EXERCISE TASK> Leave the pictures out and print every record below exactly as it stands.

SUPPLIED ENTRIES>
——————————
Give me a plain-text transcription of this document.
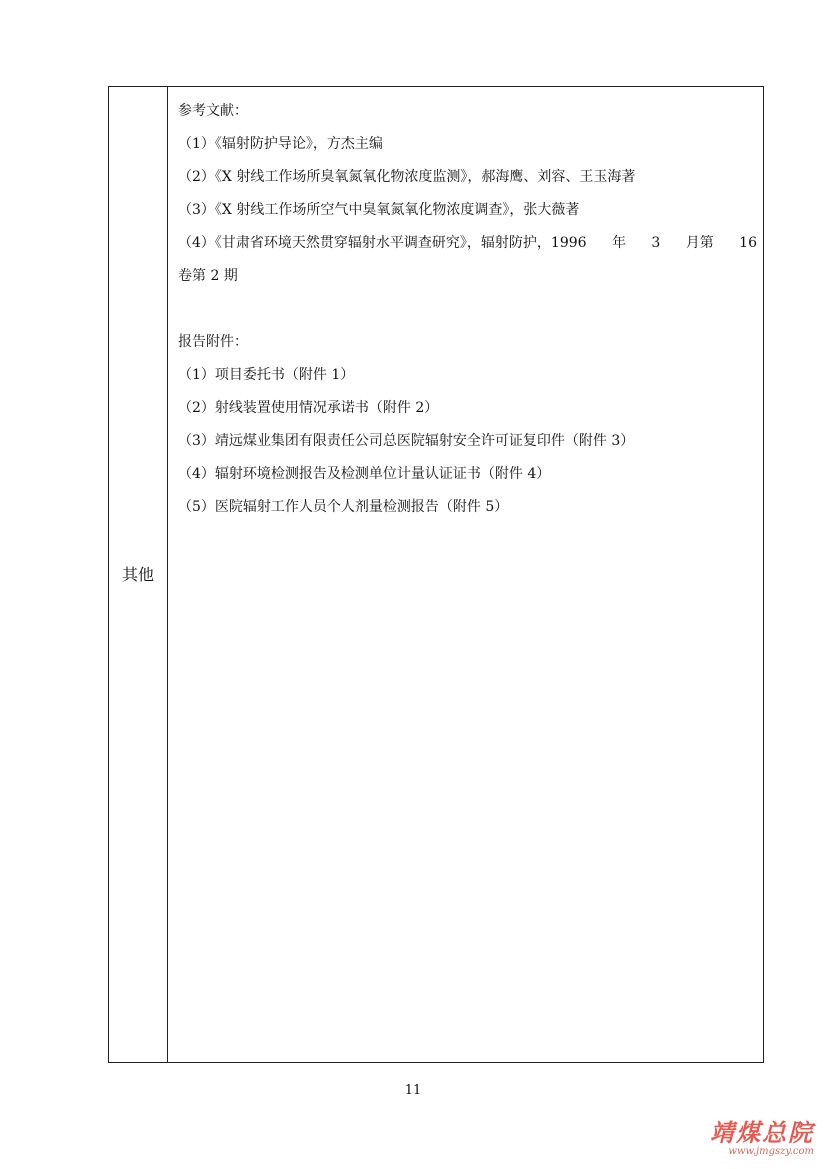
其他
参考文献：
（1）《辐射防护导论》，方杰主编
（2）《X 射线工作场所臭氧氮氧化物浓度监测》，郝海鹰、刘容、王玉海著
（3）《X 射线工作场所空气中臭氧氮氧化物浓度调查》，张大薇著
（4）《甘肃省环境天然贯穿辐射水平调查研究》，辐射防护，1996 年 3 月第 16
卷第 2 期
报告附件：
（1）项目委托书（附件 1）
（2）射线装置使用情况承诺书（附件 2）
（3）靖远煤业集团有限责任公司总医院辐射安全许可证复印件（附件 3）
（4）辐射环境检测报告及检测单位计量认证证书（附件 4）
（5）医院辐射工作人员个人剂量检测报告（附件 5）
11
靖煤总院
www.jmgszy.com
——————————
TASK OUTPUT>
Give me a plain-text transcription of this document.
其他
参考文献：
（1）《辐射防护导论》，方杰主编
（2）《X 射线工作场所臭氧氮氧化物浓度监测》，郝海鹰、刘容、王玉海著
（3）《X 射线工作场所空气中臭氧氮氧化物浓度调查》，张大薇著
（4）《甘肃省环境天然贯穿辐射水平调查研究》，辐射防护，1996 年 3 月第 16
卷第 2 期
报告附件：
（1）项目委托书（附件 1）
（2）射线装置使用情况承诺书（附件 2）
（3）靖远煤业集团有限责任公司总医院辐射安全许可证复印件（附件 3）
（4）辐射环境检测报告及检测单位计量认证证书（附件 4）
（5）医院辐射工作人员个人剂量检测报告（附件 5）
11
靖煤总院
www.jmgszy.com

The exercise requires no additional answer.